++++ GIVEN TEXT ++++

Features

Medical residents want shorter work hours

Staff
Tuesday May 01, 2001

The Associated Press 

 

WASHINGTON— Medical residents are pressing the Occupational Safety and Health Administration to set limits on the hours they may work each week. 

The physicians-in-training say they regularly clock 95 hours a week and sometimes as many as 136 hours, increasing their risk of auto accidents, depression and other health problems. 

“Any system allowing its workers to be subjected to such direct threats to their well-being is seriously flawed,” said a petition filed Monday by medical residents and health advocates. 

“For OSHA not to regulate resident work hours is to abdicate its responsibility to protect the health of those who care for the nation’s sick and dying.” 

The petition asks OSHA to: 

• Limit work week to 80 hours. 

• Limit shifts to a maximum of 24 consecutive hours. 

• Limit on-call shifts to every third night. 

• Require a minimum of 10 hours off between shifts. 

• Require at least one 24-hour off-duty period per week. 

• Limit shifts to 12 consecutive hours for emergency room residents who work in the busiest hospitals – those with more than 15,000 unscheduled patient visits a year.

++++

**REQUIRED TASKS**.
A – Decide whether each statement agrees with the residents' work-hours article, answering yes or no and quoting the article's deciding words: (i) The petition asks OSHA to limit the work week to 80 hours. (ii) Residents say they sometimes work as many as 150 hours a week. (iii) The petition asks for at least 12 hours off between shifts.
B – Carry on the residents' work-hours article past its last sentence.
The data has no role in any of this work.

++++ DATA EXCERPTS ++++

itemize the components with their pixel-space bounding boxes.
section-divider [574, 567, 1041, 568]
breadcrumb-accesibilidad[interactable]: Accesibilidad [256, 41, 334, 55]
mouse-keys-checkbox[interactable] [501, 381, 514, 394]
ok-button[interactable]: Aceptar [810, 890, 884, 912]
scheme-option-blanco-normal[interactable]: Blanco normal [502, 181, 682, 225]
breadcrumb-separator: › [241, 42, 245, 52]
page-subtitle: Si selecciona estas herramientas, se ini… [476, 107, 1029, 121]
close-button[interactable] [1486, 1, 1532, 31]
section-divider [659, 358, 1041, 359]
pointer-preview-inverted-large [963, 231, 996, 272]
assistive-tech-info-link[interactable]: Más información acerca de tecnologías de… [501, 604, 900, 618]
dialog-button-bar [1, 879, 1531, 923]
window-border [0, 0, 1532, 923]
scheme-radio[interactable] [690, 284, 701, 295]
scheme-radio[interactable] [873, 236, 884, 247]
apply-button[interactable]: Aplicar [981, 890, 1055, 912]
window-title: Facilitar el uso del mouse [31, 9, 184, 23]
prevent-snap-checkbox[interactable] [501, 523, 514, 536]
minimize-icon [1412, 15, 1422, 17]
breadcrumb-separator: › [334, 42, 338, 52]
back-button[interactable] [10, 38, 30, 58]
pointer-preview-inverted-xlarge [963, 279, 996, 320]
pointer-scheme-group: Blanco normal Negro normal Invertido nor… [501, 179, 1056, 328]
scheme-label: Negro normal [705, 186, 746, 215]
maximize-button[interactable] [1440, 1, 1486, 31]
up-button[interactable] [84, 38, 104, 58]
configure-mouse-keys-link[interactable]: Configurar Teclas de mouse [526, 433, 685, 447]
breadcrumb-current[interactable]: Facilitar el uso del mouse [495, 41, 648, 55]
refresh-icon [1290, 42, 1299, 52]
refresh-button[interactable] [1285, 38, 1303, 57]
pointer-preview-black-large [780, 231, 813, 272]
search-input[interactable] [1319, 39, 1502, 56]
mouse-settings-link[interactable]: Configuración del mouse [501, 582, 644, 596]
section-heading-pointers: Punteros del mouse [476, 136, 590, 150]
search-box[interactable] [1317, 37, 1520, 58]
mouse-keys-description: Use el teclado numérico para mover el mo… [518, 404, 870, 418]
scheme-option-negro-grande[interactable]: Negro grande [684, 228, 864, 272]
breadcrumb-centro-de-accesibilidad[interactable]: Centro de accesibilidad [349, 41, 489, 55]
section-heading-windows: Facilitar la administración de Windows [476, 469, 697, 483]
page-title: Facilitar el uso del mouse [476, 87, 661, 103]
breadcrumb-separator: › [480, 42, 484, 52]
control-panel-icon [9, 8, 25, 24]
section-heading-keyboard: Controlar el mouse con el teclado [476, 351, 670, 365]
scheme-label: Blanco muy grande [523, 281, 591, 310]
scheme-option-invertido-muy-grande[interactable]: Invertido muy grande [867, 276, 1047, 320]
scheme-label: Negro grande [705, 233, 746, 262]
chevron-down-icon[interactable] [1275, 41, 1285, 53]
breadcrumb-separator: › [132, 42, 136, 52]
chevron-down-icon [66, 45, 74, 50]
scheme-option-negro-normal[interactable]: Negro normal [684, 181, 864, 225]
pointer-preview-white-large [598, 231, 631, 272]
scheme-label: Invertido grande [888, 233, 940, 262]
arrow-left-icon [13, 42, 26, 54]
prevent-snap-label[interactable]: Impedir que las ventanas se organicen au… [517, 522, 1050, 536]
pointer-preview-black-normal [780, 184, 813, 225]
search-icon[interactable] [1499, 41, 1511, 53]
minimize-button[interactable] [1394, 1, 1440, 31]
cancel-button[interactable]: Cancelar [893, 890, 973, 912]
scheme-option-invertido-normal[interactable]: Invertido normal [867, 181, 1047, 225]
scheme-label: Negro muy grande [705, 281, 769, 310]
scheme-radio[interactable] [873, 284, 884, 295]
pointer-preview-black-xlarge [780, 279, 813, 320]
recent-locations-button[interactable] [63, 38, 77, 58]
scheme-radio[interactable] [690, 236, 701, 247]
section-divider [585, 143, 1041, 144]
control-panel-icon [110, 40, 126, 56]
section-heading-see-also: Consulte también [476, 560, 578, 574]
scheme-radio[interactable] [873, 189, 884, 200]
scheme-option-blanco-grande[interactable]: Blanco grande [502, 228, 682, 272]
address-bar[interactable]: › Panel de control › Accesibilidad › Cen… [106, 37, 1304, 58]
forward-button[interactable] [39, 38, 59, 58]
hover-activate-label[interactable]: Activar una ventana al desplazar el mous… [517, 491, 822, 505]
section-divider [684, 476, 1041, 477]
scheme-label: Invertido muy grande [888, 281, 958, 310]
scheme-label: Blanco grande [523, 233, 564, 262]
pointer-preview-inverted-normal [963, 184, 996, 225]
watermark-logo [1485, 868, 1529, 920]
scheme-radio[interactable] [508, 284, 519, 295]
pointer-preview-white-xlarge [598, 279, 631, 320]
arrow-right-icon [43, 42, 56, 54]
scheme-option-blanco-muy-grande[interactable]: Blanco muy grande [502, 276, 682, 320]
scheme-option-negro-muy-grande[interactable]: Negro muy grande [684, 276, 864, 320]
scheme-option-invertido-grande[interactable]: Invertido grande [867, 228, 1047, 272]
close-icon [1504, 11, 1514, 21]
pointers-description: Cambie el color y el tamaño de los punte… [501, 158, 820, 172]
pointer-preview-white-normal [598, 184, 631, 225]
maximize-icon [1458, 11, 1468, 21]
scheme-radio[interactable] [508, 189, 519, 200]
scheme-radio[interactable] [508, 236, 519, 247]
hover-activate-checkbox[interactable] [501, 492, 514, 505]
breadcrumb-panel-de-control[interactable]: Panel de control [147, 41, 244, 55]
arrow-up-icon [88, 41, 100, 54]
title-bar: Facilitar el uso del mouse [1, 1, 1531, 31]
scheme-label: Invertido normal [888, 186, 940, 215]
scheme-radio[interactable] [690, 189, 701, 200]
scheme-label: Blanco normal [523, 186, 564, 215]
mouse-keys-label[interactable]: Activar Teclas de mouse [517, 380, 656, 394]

++++

**ANSWERS BELOW**.
A –
(i) Yes: "Limit work week to 80 hours."
(ii) No: "sometimes as many as 136 hours"
(iii) No: "Require a minimum of 10 hours off between shifts."

B –
The petition was filed by the consumer and health advocacy group Public Citizen; the Committee of Interns and Residents; the American Medical Student Association; Dr. Bertrand Bell, author of a New York state health code restricting resident work hours; and Dr. Kingman P. Strohl, director of the Center for Sleep Disorders Research at Case Western Reserve University. 

“What organized medicine has told us is that good medicine requires us to choose between our own welfare and the welfare of our patients,” said Sonya Rasminsky, a resident in psychiatry at Cambridge Hospital in Massachusetts. “What this petition says is that the best medicine cannot ignore either one.” 

However, a problem the effort faces is that the law by which OSHA regulates –the Occupational Safety and Health Act – does not address the issue of work hours. 

OSHA received the petition and is reviewing it, said spokeswoman Susan Fleming. 

The petition cited various surveys and studies of residents that have found: 

• The average resident reported going as long as 37.6 hours without sleep. 

• A fourth of respondents reported being on call in the hospital more than 80 hours a week. 

• Six out of seven surgical residents reported falling asleep while driving. 

• Nearly a third of residents experienced depression. 

New York is the only state to limit resident work hours through legislation, and it appropriated $168 million for enforcement. Similar attempts in California and Massachusetts have failed. 

The American Medical Students Association has been working with Rep. John Conyers, D-Mich., to introduce federal legislation in coming months. 

Six countries and jurisdictions in the last 15 years have limited work hours for medical residents: Australia, to 70 hours; Denmark, fewer than 45 hours; United Kingdom, 56 hours; the European Union, 48 hours by 2003; Germany, 56 hours; and the Netherlands, 48 hours.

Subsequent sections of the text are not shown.